── RECORDS TO USE

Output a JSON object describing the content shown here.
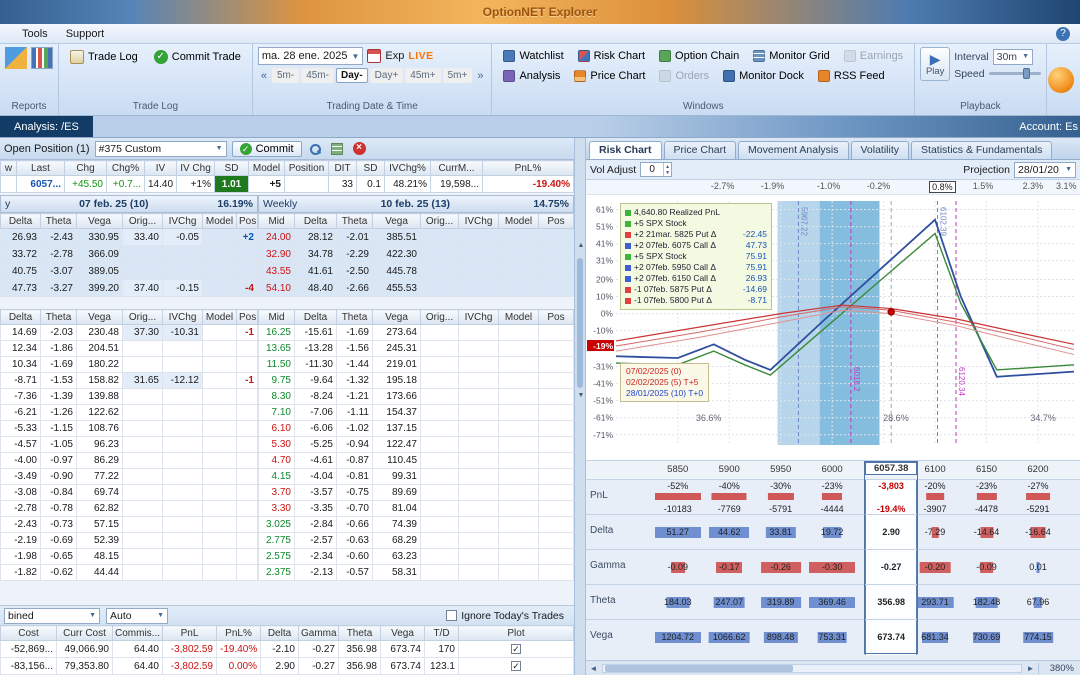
{
  "title_bar": {
    "title": "OptionNET Explorer"
  },
  "menu": {
    "tools": "Tools",
    "support": "Support"
  },
  "toolbar": {
    "reports_group": "Reports",
    "trade_log_btn": "Trade Log",
    "commit_trade_btn": "Commit Trade",
    "trade_log_group": "Trade Log",
    "date_value": "ma. 28 ene. 2025",
    "exp_label": "Exp",
    "live_label": "LIVE",
    "nav": [
      "5m-",
      "45m-",
      "Day-",
      "Day+",
      "45m+",
      "5m+"
    ],
    "trading_group": "Trading Date & Time",
    "windows_row1": [
      "Watchlist",
      "Risk Chart",
      "Option Chain",
      "Monitor Grid",
      "Earnings"
    ],
    "windows_row2": [
      "Analysis",
      "Price Chart",
      "Orders",
      "Monitor Dock",
      "RSS Feed"
    ],
    "windows_group": "Windows",
    "play_label": "Play",
    "interval_label": "Interval",
    "interval_value": "30m",
    "speed_label": "Speed",
    "playback_group": "Playback"
  },
  "analysis_bar": {
    "tab": "Analysis: /ES",
    "account": "Account: Es"
  },
  "position_bar": {
    "label": "Open Position (1)",
    "strategy": "#375 Custom",
    "commit": "Commit"
  },
  "summary": {
    "headers": [
      "w",
      "Last",
      "Chg",
      "Chg%",
      "IV",
      "IV Chg",
      "SD",
      "Model",
      "Position",
      "DIT",
      "SD",
      "IVChg%",
      "CurrM...",
      "PnL%"
    ],
    "row": [
      "",
      "6057...",
      "+45.50",
      "+0.7...",
      "14.40",
      "+1%",
      "1.01",
      "+5",
      "",
      "33",
      "0.1",
      "48.21%",
      "19,598...",
      "-19.40%"
    ]
  },
  "chain1": {
    "group_left": {
      "prefix": "y",
      "title": "07 feb. 25 (10)",
      "iv": "16.19%"
    },
    "group_right": {
      "prefix": "Weekly",
      "title": "10 feb. 25 (13)",
      "iv": "14.75%"
    },
    "left_headers": [
      "Delta",
      "Theta",
      "Vega",
      "Orig...",
      "IVChg",
      "Model",
      "Pos"
    ],
    "right_headers": [
      "Mid",
      "Delta",
      "Theta",
      "Vega",
      "Orig...",
      "IVChg",
      "Model",
      "Pos"
    ],
    "left_rows": [
      [
        "26.93",
        "-2.43",
        "330.95",
        "33.40",
        "-0.05",
        "",
        "+2"
      ],
      [
        "33.72",
        "-2.78",
        "366.09",
        "",
        "",
        "",
        ""
      ],
      [
        "40.75",
        "-3.07",
        "389.05",
        "",
        "",
        "",
        ""
      ],
      [
        "47.73",
        "-3.27",
        "399.20",
        "37.40",
        "-0.15",
        "",
        "-4"
      ]
    ],
    "right_rows": [
      [
        "24.00",
        "28.12",
        "-2.01",
        "385.51",
        "",
        "",
        "",
        ""
      ],
      [
        "32.90",
        "34.78",
        "-2.29",
        "422.30",
        "",
        "",
        "",
        ""
      ],
      [
        "43.55",
        "41.61",
        "-2.50",
        "445.78",
        "",
        "",
        "",
        ""
      ],
      [
        "54.10",
        "48.40",
        "-2.66",
        "455.53",
        "",
        "",
        "",
        ""
      ]
    ],
    "right_mid_colors": [
      "down",
      "down",
      "down",
      "down"
    ]
  },
  "chain2": {
    "left_headers": [
      "Delta",
      "Theta",
      "Vega",
      "Orig...",
      "IVChg",
      "Model",
      "Pos"
    ],
    "right_headers": [
      "Mid",
      "Delta",
      "Theta",
      "Vega",
      "Orig...",
      "IVChg",
      "Model",
      "Pos"
    ],
    "left_rows": [
      [
        "14.69",
        "-2.03",
        "230.48",
        "37.30",
        "-10.31",
        "",
        "-1"
      ],
      [
        "12.34",
        "-1.86",
        "204.51",
        "",
        "",
        "",
        ""
      ],
      [
        "10.34",
        "-1.69",
        "180.22",
        "",
        "",
        "",
        ""
      ],
      [
        "-8.71",
        "-1.53",
        "158.82",
        "31.65",
        "-12.12",
        "",
        "-1"
      ],
      [
        "-7.36",
        "-1.39",
        "139.88",
        "",
        "",
        "",
        ""
      ],
      [
        "-6.21",
        "-1.26",
        "122.62",
        "",
        "",
        "",
        ""
      ],
      [
        "-5.33",
        "-1.15",
        "108.76",
        "",
        "",
        "",
        ""
      ],
      [
        "-4.57",
        "-1.05",
        "96.23",
        "",
        "",
        "",
        ""
      ],
      [
        "-4.00",
        "-0.97",
        "86.29",
        "",
        "",
        "",
        ""
      ],
      [
        "-3.49",
        "-0.90",
        "77.22",
        "",
        "",
        "",
        ""
      ],
      [
        "-3.08",
        "-0.84",
        "69.74",
        "",
        "",
        "",
        ""
      ],
      [
        "-2.78",
        "-0.78",
        "62.82",
        "",
        "",
        "",
        ""
      ],
      [
        "-2.43",
        "-0.73",
        "57.15",
        "",
        "",
        "",
        ""
      ],
      [
        "-2.19",
        "-0.69",
        "52.39",
        "",
        "",
        "",
        ""
      ],
      [
        "-1.98",
        "-0.65",
        "48.15",
        "",
        "",
        "",
        ""
      ],
      [
        "-1.82",
        "-0.62",
        "44.44",
        "",
        "",
        "",
        ""
      ]
    ],
    "right_rows": [
      [
        "16.25",
        "-15.61",
        "-1.69",
        "273.64",
        "",
        "",
        "",
        ""
      ],
      [
        "13.65",
        "-13.28",
        "-1.56",
        "245.31",
        "",
        "",
        "",
        ""
      ],
      [
        "11.50",
        "-11.30",
        "-1.44",
        "219.01",
        "",
        "",
        "",
        ""
      ],
      [
        "9.75",
        "-9.64",
        "-1.32",
        "195.18",
        "",
        "",
        "",
        ""
      ],
      [
        "8.30",
        "-8.24",
        "-1.21",
        "173.66",
        "",
        "",
        "",
        ""
      ],
      [
        "7.10",
        "-7.06",
        "-1.11",
        "154.37",
        "",
        "",
        "",
        ""
      ],
      [
        "6.10",
        "-6.06",
        "-1.02",
        "137.15",
        "",
        "",
        "",
        ""
      ],
      [
        "5.30",
        "-5.25",
        "-0.94",
        "122.47",
        "",
        "",
        "",
        ""
      ],
      [
        "4.70",
        "-4.61",
        "-0.87",
        "110.45",
        "",
        "",
        "",
        ""
      ],
      [
        "4.15",
        "-4.04",
        "-0.81",
        "99.31",
        "",
        "",
        "",
        ""
      ],
      [
        "3.70",
        "-3.57",
        "-0.75",
        "89.69",
        "",
        "",
        "",
        ""
      ],
      [
        "3.30",
        "-3.35",
        "-0.70",
        "81.04",
        "",
        "",
        "",
        ""
      ],
      [
        "3.025",
        "-2.84",
        "-0.66",
        "74.39",
        "",
        "",
        "",
        ""
      ],
      [
        "2.775",
        "-2.57",
        "-0.63",
        "68.29",
        "",
        "",
        "",
        ""
      ],
      [
        "2.575",
        "-2.34",
        "-0.60",
        "63.23",
        "",
        "",
        "",
        ""
      ],
      [
        "2.375",
        "-2.13",
        "-0.57",
        "58.31",
        "",
        "",
        "",
        ""
      ]
    ],
    "right_mid_colors": [
      "up",
      "up",
      "up",
      "up",
      "up",
      "up",
      "down",
      "down",
      "down",
      "up",
      "down",
      "down",
      "up",
      "up",
      "up",
      "up"
    ]
  },
  "footer": {
    "combo1": "bined",
    "combo2": "Auto",
    "ignore": "Ignore Today's Trades"
  },
  "totals": {
    "headers": [
      "Cost",
      "Curr Cost",
      "Commis...",
      "PnL",
      "PnL%",
      "Delta",
      "Gamma",
      "Theta",
      "Vega",
      "T/D",
      "Plot"
    ],
    "rows": [
      [
        "-52,869...",
        "49,066.90",
        "64.40",
        "-3,802.59",
        "-19.40%",
        "-2.10",
        "-0.27",
        "356.98",
        "673.74",
        "170",
        ""
      ],
      [
        "-83,156...",
        "79,353.80",
        "64.40",
        "-3,802.59",
        "0.00%",
        "2.90",
        "-0.27",
        "356.98",
        "673.74",
        "123.1",
        ""
      ]
    ]
  },
  "risk_tabs": [
    "Risk Chart",
    "Price Chart",
    "Movement Analysis",
    "Volatility",
    "Statistics & Fundamentals"
  ],
  "vol_row": {
    "label": "Vol Adjust",
    "value": "0",
    "projection_label": "Projection",
    "projection_value": "28/01/20"
  },
  "zoom_label": "380%",
  "chart_data": {
    "type": "line",
    "title": "Risk graph (PnL% vs underlying price)",
    "x_range": [
      5790,
      6235
    ],
    "x_labels": [
      "5850",
      "5900",
      "5950",
      "6000",
      "6100",
      "6150",
      "6200"
    ],
    "current_price": "6057.38",
    "top_axis_pct": [
      "-2.7%",
      "-1.9%",
      "-1.0%",
      "-0.2%",
      "0.8%",
      "1.5%",
      "2.3%",
      "3.1%"
    ],
    "top_axis_selected": "0.8%",
    "y_ticks": [
      61,
      51,
      41,
      31,
      20,
      10,
      0,
      -10,
      -19,
      -31,
      -41,
      -51,
      -61,
      -71
    ],
    "y_highlight": -19,
    "legend": {
      "realized": "4,640.80 Realized PnL",
      "items": [
        {
          "qty": "+5",
          "label": "SPX Stock",
          "delta": "",
          "marker": "#3db53d"
        },
        {
          "qty": "+2",
          "label": "21mar. 5825 Put Δ",
          "delta": "-22.45",
          "marker": "#e04040"
        },
        {
          "qty": "+2",
          "label": "07feb. 6075 Call Δ",
          "delta": "47.73",
          "marker": "#4060d0"
        },
        {
          "qty": "+5",
          "label": "SPX Stock",
          "delta": "75.91",
          "marker": "#3db53d"
        },
        {
          "qty": "+2",
          "label": "07feb. 5950 Call Δ",
          "delta": "75.91",
          "marker": "#4060d0"
        },
        {
          "qty": "+2",
          "label": "07feb. 6150 Call Δ",
          "delta": "26.93",
          "marker": "#4060d0"
        },
        {
          "qty": "-1",
          "label": "07feb. 5875 Put Δ",
          "delta": "-14.69",
          "marker": "#e04040"
        },
        {
          "qty": "-1",
          "label": "07feb. 5800 Put Δ",
          "delta": "-8.71",
          "marker": "#e04040"
        }
      ]
    },
    "bands": [
      {
        "x1": 5947,
        "x2": 6046,
        "color": "#aacfe8"
      },
      {
        "x1": 5988,
        "x2": 6046,
        "color": "#7db9dd"
      }
    ],
    "vlines": [
      {
        "x": 5967.22,
        "label": "5967.22",
        "color": "#6f86c9",
        "label_pos": "top"
      },
      {
        "x": 6102.39,
        "label": "6102.39",
        "color": "#6f86c9",
        "label_pos": "top"
      },
      {
        "x": 6018.2,
        "label": "6018.2",
        "color": "#c238c2",
        "label_pos": "bottom"
      },
      {
        "x": 6120.34,
        "label": "6120.34",
        "color": "#c238c2",
        "label_pos": "bottom"
      },
      {
        "x": 6057.38,
        "label": "",
        "color": "#9aa6b8",
        "label_pos": "none"
      }
    ],
    "prob_labels": [
      {
        "x": 5880,
        "text": "36.6%"
      },
      {
        "x": 6062,
        "text": "28.6%"
      },
      {
        "x": 6205,
        "text": "34.7%"
      }
    ],
    "date_box": [
      {
        "text": "07/02/2025 (0)",
        "color": "#cc2222"
      },
      {
        "text": "02/02/2025 (5) T+5",
        "color": "#cc2222"
      },
      {
        "text": "28/01/2025 (10) T+0",
        "color": "#2244cc"
      }
    ],
    "series": [
      {
        "name": "expiration-line",
        "color": "#2f4f9f",
        "width": 1.8,
        "x": [
          5790,
          5850,
          5885,
          5915,
          5940,
          5990,
          6100,
          6125,
          6160,
          6235
        ],
        "y": [
          -25,
          -26,
          -18,
          -27,
          -33,
          -5,
          55,
          10,
          -37,
          -34
        ]
      },
      {
        "name": "t5-line",
        "color": "#3a8a3a",
        "width": 1.4,
        "x": [
          5790,
          5850,
          5885,
          5915,
          5940,
          5990,
          6100,
          6125,
          6160,
          6235
        ],
        "y": [
          -29,
          -30,
          -22,
          -30,
          -36,
          -10,
          47,
          6,
          -33,
          -30
        ]
      },
      {
        "name": "t0-line-1",
        "color": "#cc3333",
        "width": 1.2,
        "x": [
          5790,
          5870,
          5950,
          6010,
          6057,
          6120,
          6180,
          6235
        ],
        "y": [
          -16,
          -8,
          0,
          5,
          3,
          -3,
          -11,
          -18
        ]
      },
      {
        "name": "t0-line-2",
        "color": "#d96666",
        "width": 1,
        "x": [
          5790,
          5870,
          5950,
          6010,
          6057,
          6120,
          6180,
          6235
        ],
        "y": [
          -19,
          -11,
          -2,
          4,
          2,
          -5,
          -13,
          -21
        ]
      },
      {
        "name": "t0-line-3",
        "color": "#e09090",
        "width": 1,
        "x": [
          5790,
          5870,
          5950,
          6010,
          6057,
          6120,
          6180,
          6235
        ],
        "y": [
          -22,
          -14,
          -5,
          2,
          0,
          -7,
          -16,
          -24
        ]
      }
    ],
    "dot": {
      "x": 6057.38,
      "y": 1,
      "color": "#d40000"
    },
    "greeks": {
      "row_labels": [
        "PnL",
        "Delta",
        "Gamma",
        "Theta",
        "Vega"
      ],
      "columns": [
        "5850",
        "5900",
        "5950",
        "6000",
        "6057.38",
        "6100",
        "6150",
        "6200"
      ],
      "column_prices": [
        5850,
        5900,
        5950,
        6000,
        6057.38,
        6100,
        6150,
        6200
      ],
      "current_index": 4,
      "pnl_pct": [
        "-52%",
        "-40%",
        "-30%",
        "-23%",
        "-19.4%",
        "-20%",
        "-23%",
        "-27%"
      ],
      "pnl_val": [
        "-10183",
        "-7769",
        "-5791",
        "-4444",
        "-3,803",
        "-3907",
        "-4478",
        "-5291"
      ],
      "delta": [
        "51.27",
        "44.62",
        "33.81",
        "19.72",
        "2.90",
        "-7.29",
        "-14.64",
        "-16.64"
      ],
      "gamma": [
        "-0.09",
        "-0.17",
        "-0.26",
        "-0.30",
        "-0.27",
        "-0.20",
        "-0.09",
        "0.01"
      ],
      "theta": [
        "184.03",
        "247.07",
        "319.89",
        "369.46",
        "356.98",
        "293.71",
        "182.48",
        "67.96"
      ],
      "vega": [
        "1204.72",
        "1066.62",
        "898.48",
        "753.31",
        "673.74",
        "681.34",
        "730.69",
        "774.15"
      ]
    }
  }
}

────

▶ **SET PROBLEM**
Go through the listing above and pull out each line containing the word "Call".

▶ **TASK SOLUTION**
          "label": "07feb. 6075 Call Δ",
          "label": "07feb. 5950 Call Δ",
          "label": "07feb. 6150 Call Δ",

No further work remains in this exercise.